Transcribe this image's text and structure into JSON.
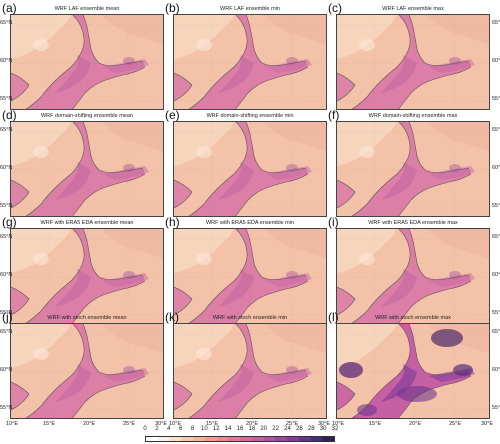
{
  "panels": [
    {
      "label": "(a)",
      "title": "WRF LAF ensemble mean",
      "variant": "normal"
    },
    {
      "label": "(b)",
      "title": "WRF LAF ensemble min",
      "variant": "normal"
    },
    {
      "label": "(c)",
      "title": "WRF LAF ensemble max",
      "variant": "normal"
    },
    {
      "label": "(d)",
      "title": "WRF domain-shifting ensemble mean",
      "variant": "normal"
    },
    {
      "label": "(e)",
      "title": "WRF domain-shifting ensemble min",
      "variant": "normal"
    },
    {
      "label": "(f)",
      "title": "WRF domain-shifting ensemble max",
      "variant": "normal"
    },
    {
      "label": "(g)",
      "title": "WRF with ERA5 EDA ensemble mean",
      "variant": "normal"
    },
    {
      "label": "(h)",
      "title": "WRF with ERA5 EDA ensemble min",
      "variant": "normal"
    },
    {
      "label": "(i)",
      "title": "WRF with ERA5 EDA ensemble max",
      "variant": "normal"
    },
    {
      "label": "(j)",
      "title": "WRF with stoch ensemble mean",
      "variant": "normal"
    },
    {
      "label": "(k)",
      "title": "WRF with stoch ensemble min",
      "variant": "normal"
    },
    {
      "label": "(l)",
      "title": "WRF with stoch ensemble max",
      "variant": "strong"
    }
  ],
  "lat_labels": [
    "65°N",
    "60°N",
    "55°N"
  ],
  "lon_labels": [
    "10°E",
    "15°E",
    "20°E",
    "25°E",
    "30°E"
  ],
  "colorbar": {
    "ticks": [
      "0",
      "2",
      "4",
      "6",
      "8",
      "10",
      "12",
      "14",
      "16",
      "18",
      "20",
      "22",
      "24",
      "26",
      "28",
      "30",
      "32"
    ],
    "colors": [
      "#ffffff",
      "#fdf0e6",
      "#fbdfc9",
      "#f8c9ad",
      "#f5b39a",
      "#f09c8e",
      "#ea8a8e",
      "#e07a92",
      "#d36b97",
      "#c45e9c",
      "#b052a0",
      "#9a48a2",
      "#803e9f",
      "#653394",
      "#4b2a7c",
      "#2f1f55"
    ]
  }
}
__________
From the material above, copy everything exactly but the pictures.

Transcribe this image's text and structure into JSON.
{
  "panels": [
    {
      "label": "(a)",
      "title": "WRF LAF ensemble mean",
      "variant": "normal"
    },
    {
      "label": "(b)",
      "title": "WRF LAF ensemble min",
      "variant": "normal"
    },
    {
      "label": "(c)",
      "title": "WRF LAF ensemble max",
      "variant": "normal"
    },
    {
      "label": "(d)",
      "title": "WRF domain-shifting ensemble mean",
      "variant": "normal"
    },
    {
      "label": "(e)",
      "title": "WRF domain-shifting ensemble min",
      "variant": "normal"
    },
    {
      "label": "(f)",
      "title": "WRF domain-shifting ensemble max",
      "variant": "normal"
    },
    {
      "label": "(g)",
      "title": "WRF with ERA5 EDA ensemble mean",
      "variant": "normal"
    },
    {
      "label": "(h)",
      "title": "WRF with ERA5 EDA ensemble min",
      "variant": "normal"
    },
    {
      "label": "(i)",
      "title": "WRF with ERA5 EDA ensemble max",
      "variant": "normal"
    },
    {
      "label": "(j)",
      "title": "WRF with stoch ensemble mean",
      "variant": "normal"
    },
    {
      "label": "(k)",
      "title": "WRF with stoch ensemble min",
      "variant": "normal"
    },
    {
      "label": "(l)",
      "title": "WRF with stoch ensemble max",
      "variant": "strong"
    }
  ],
  "lat_labels": [
    "65°N",
    "60°N",
    "55°N"
  ],
  "lon_labels": [
    "10°E",
    "15°E",
    "20°E",
    "25°E",
    "30°E"
  ],
  "colorbar": {
    "ticks": [
      "0",
      "2",
      "4",
      "6",
      "8",
      "10",
      "12",
      "14",
      "16",
      "18",
      "20",
      "22",
      "24",
      "26",
      "28",
      "30",
      "32"
    ],
    "colors": [
      "#ffffff",
      "#fdf0e6",
      "#fbdfc9",
      "#f8c9ad",
      "#f5b39a",
      "#f09c8e",
      "#ea8a8e",
      "#e07a92",
      "#d36b97",
      "#c45e9c",
      "#b052a0",
      "#9a48a2",
      "#803e9f",
      "#653394",
      "#4b2a7c",
      "#2f1f55"
    ]
  }
}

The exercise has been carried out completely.